* Directions
Leave out the pictures and repeat the data exactly.

##########

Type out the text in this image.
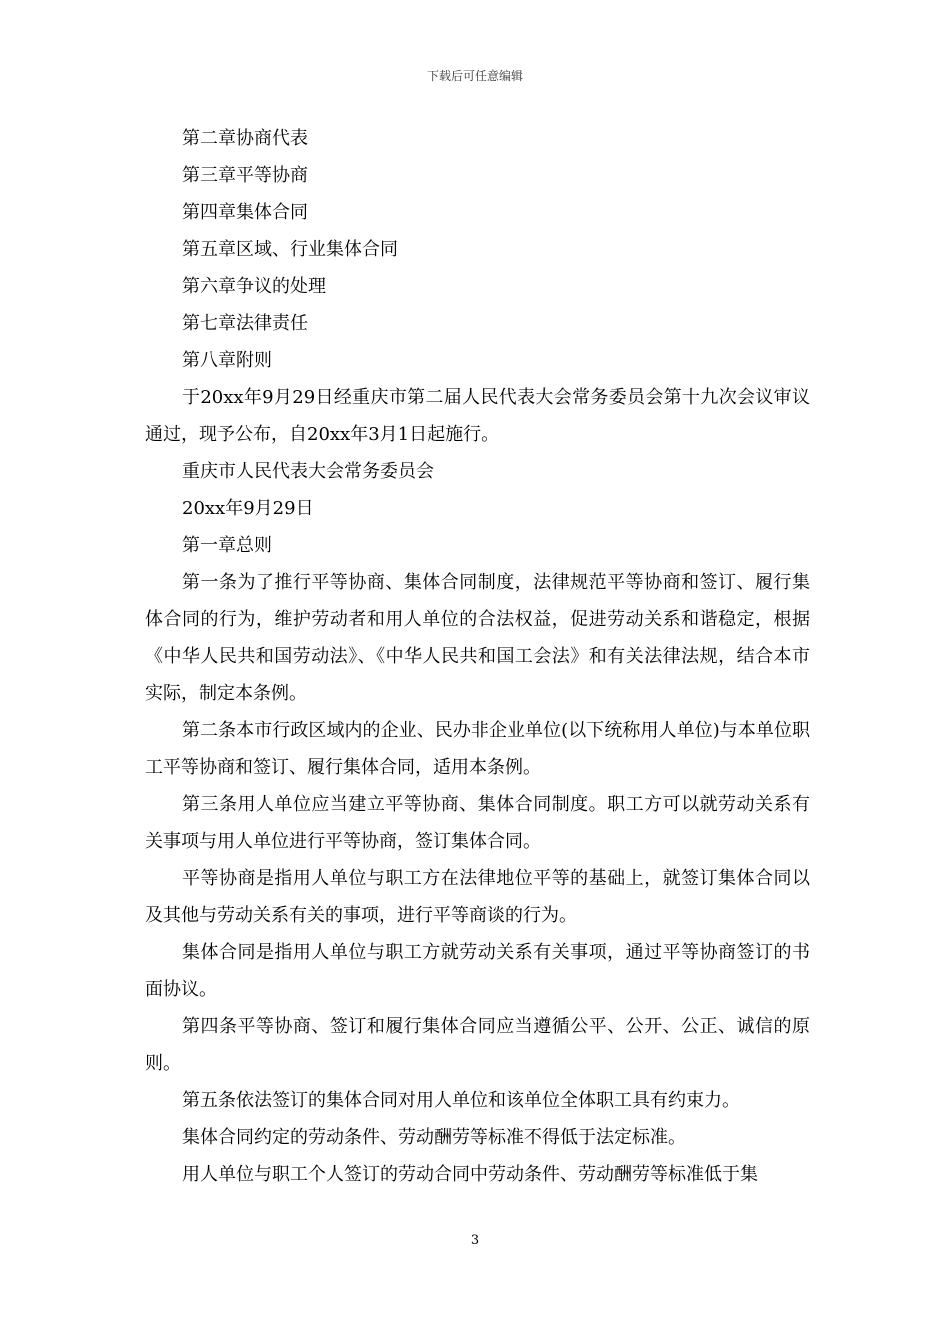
下载后可任意编辑

第二章协商代表

第三章平等协商

第四章集体合同

第五章区域、行业集体合同

第六章争议的处理

第七章法律责任

第八章附则

于20xx年9月29日经重庆市第二届人民代表大会常务委员会第十九次会议审议通过，现予公布，自20xx年3月1日起施行。

重庆市人民代表大会常务委员会

20xx年9月29日

第一章总则

第一条为了推行平等协商、集体合同制度，法律规范平等协商和签订、履行集体合同的行为，维护劳动者和用人单位的合法权益，促进劳动关系和谐稳定，根据《中华人民共和国劳动法》、《中华人民共和国工会法》和有关法律法规，结合本市实际，制定本条例。

第二条本市行政区域内的企业、民办非企业单位(以下统称用人单位)与本单位职工平等协商和签订、履行集体合同，适用本条例。

第三条用人单位应当建立平等协商、集体合同制度。职工方可以就劳动关系有关事项与用人单位进行平等协商，签订集体合同。

平等协商是指用人单位与职工方在法律地位平等的基础上，就签订集体合同以及其他与劳动关系有关的事项，进行平等商谈的行为。

集体合同是指用人单位与职工方就劳动关系有关事项，通过平等协商签订的书面协议。

第四条平等协商、签订和履行集体合同应当遵循公平、公开、公正、诚信的原则。

第五条依法签订的集体合同对用人单位和该单位全体职工具有约束力。

集体合同约定的劳动条件、劳动酬劳等标准不得低于法定标准。

用人单位与职工个人签订的劳动合同中劳动条件、劳动酬劳等标准低于集

3
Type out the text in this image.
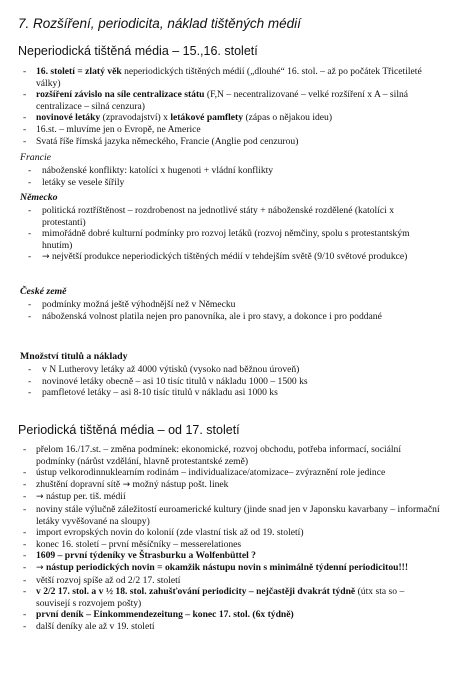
7. Rozšíření, periodicita, náklad tištěných médií
Neperiodická tištěná média – 15.,16. století
- 16. století = zlatý věk neperiodických tištěných médií („dlouhé“ 16. stol. – až po počátek Třicetileté války)
- rozšíření závislo na síle centralizace státu (F,N – necentralizované – velké rozšíření x A – silná centralizace – silná cenzura)
- novinové letáky (zpravodajství) x letákové pamflety (zápas o nějakou ideu)
- 16.st. – mluvíme jen o Evropě, ne Americe
- Svatá říše římská jazyka německého, Francie (Anglie pod cenzurou)
Francie
- náboženské konflikty: katolíci x hugenoti + vládní konflikty
- letáky se vesele šířily
Německo
- politická roztříštěnost – rozdrobenost na jednotlivé státy + náboženské rozdělené (katolíci x protestanti)
- mimořádně dobré kulturní podmínky pro rozvoj letáků (rozvoj němčiny, spolu s protestantským hnutím)
- → největší produkce neperiodických tištěných médií v tehdejším světě (9/10 světové produkce)
České země
- podmínky možná ještě výhodnější než v Německu
- náboženská volnost platila nejen pro panovníka, ale i pro stavy, a dokonce i pro poddané
Množství titulů a náklady
- v N Lutherovy letáky až 4000 výtisků (vysoko nad běžnou úroveň)
- novinové letáky obecně – asi 10 tisíc titulů v nákladu 1000 – 1500 ks
- pamfletové letáky – asi 8-10 tisíc titulů v nákladu asi 1000 ks
Periodická tištěná média – od 17. století
- přelom 16./17.st. – změna podmínek: ekonomické, rozvoj obchodu, potřeba informací, sociální podmínky (nárůst vzdělání, hlavně protestantské země)
- ústup velkorodinnuklearním rodinám – individualizace/atomizace– zvýraznění role jedince
- zhuštění dopravní sítě → možný nástup pošt. linek
- → nástup per. tiš. médií
- noviny stále výlučně záležitostí euroamerické kultury (jinde snad jen v Japonsku kavarbany – informační letáky vyvěšované na sloupy)
- import evropských novin do kolonií (zde vlastní tisk až od 19. století)
- konec 16. století – první měsíčníky – messerelationes
- 1609 – první týdeníky ve Štrasburku a Wolfenbüttel ?
- → nástup periodických novin = okamžik nástupu novin s minimálně týdenní periodicitou!!!
- větší rozvoj spíše až od 2/2 17. století
- v 2/2 17. stol. a v ½ 18. stol. zahušťování periodicity – nejčastěji dvakrát týdně (útx sta so – souvisejí s rozvojem pošty)
- první deník – Einkommendezeitung – konec 17. stol. (6x týdně)
- další deníky ale až v 19. století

##########

* Solution to this task
Type out the text in this image.
下载后可任意编辑

第二章协商代表

第三章平等协商

第四章集体合同

第五章区域、行业集体合同

第六章争议的处理

第七章法律责任

第八章附则

于20xx年9月29日经重庆市第二届人民代表大会常务委员会第十九次会议审议通过，现予公布，自20xx年3月1日起施行。

重庆市人民代表大会常务委员会

20xx年9月29日

第一章总则

第一条为了推行平等协商、集体合同制度，法律规范平等协商和签订、履行集体合同的行为，维护劳动者和用人单位的合法权益，促进劳动关系和谐稳定，根据《中华人民共和国劳动法》、《中华人民共和国工会法》和有关法律法规，结合本市实际，制定本条例。

第二条本市行政区域内的企业、民办非企业单位(以下统称用人单位)与本单位职工平等协商和签订、履行集体合同，适用本条例。

第三条用人单位应当建立平等协商、集体合同制度。职工方可以就劳动关系有关事项与用人单位进行平等协商，签订集体合同。

平等协商是指用人单位与职工方在法律地位平等的基础上，就签订集体合同以及其他与劳动关系有关的事项，进行平等商谈的行为。

集体合同是指用人单位与职工方就劳动关系有关事项，通过平等协商签订的书面协议。

第四条平等协商、签订和履行集体合同应当遵循公平、公开、公正、诚信的原则。

第五条依法签订的集体合同对用人单位和该单位全体职工具有约束力。

集体合同约定的劳动条件、劳动酬劳等标准不得低于法定标准。

用人单位与职工个人签订的劳动合同中劳动条件、劳动酬劳等标准低于集

3
Type out the text in this image.
7. Rozšíření, periodicita, náklad tištěných médií
Neperiodická tištěná média – 15.,16. století
- 16. století = zlatý věk neperiodických tištěných médií („dlouhé“ 16. stol. – až po počátek Třicetileté války)
- rozšíření závislo na síle centralizace státu (F,N – necentralizované – velké rozšíření x A – silná centralizace – silná cenzura)
- novinové letáky (zpravodajství) x letákové pamflety (zápas o nějakou ideu)
- 16.st. – mluvíme jen o Evropě, ne Americe
- Svatá říše římská jazyka německého, Francie (Anglie pod cenzurou)
Francie
- náboženské konflikty: katolíci x hugenoti + vládní konflikty
- letáky se vesele šířily
Německo
- politická roztříštěnost – rozdrobenost na jednotlivé státy + náboženské rozdělené (katolíci x protestanti)
- mimořádně dobré kulturní podmínky pro rozvoj letáků (rozvoj němčiny, spolu s protestantským hnutím)
- → největší produkce neperiodických tištěných médií v tehdejším světě (9/10 světové produkce)
České země
- podmínky možná ještě výhodnější než v Německu
- náboženská volnost platila nejen pro panovníka, ale i pro stavy, a dokonce i pro poddané
Množství titulů a náklady
- v N Lutherovy letáky až 4000 výtisků (vysoko nad běžnou úroveň)
- novinové letáky obecně – asi 10 tisíc titulů v nákladu 1000 – 1500 ks
- pamfletové letáky – asi 8-10 tisíc titulů v nákladu asi 1000 ks
Periodická tištěná média – od 17. století
- přelom 16./17.st. – změna podmínek: ekonomické, rozvoj obchodu, potřeba informací, sociální podmínky (nárůst vzdělání, hlavně protestantské země)
- ústup velkorodinnuklearním rodinám – individualizace/atomizace– zvýraznění role jedince
- zhuštění dopravní sítě → možný nástup pošt. linek
- → nástup per. tiš. médií
- noviny stále výlučně záležitostí euroamerické kultury (jinde snad jen v Japonsku kavarbany – informační letáky vyvěšované na sloupy)
- import evropských novin do kolonií (zde vlastní tisk až od 19. století)
- konec 16. století – první měsíčníky – messerelationes
- 1609 – první týdeníky ve Štrasburku a Wolfenbüttel ?
- → nástup periodických novin = okamžik nástupu novin s minimálně týdenní periodicitou!!!
- větší rozvoj spíše až od 2/2 17. století
- v 2/2 17. stol. a v ½ 18. stol. zahušťování periodicity – nejčastěji dvakrát týdně (útx sta so – souvisejí s rozvojem pošty)
- první deník – Einkommendezeitung – konec 17. stol. (6x týdně)
- další deníky ale až v 19. století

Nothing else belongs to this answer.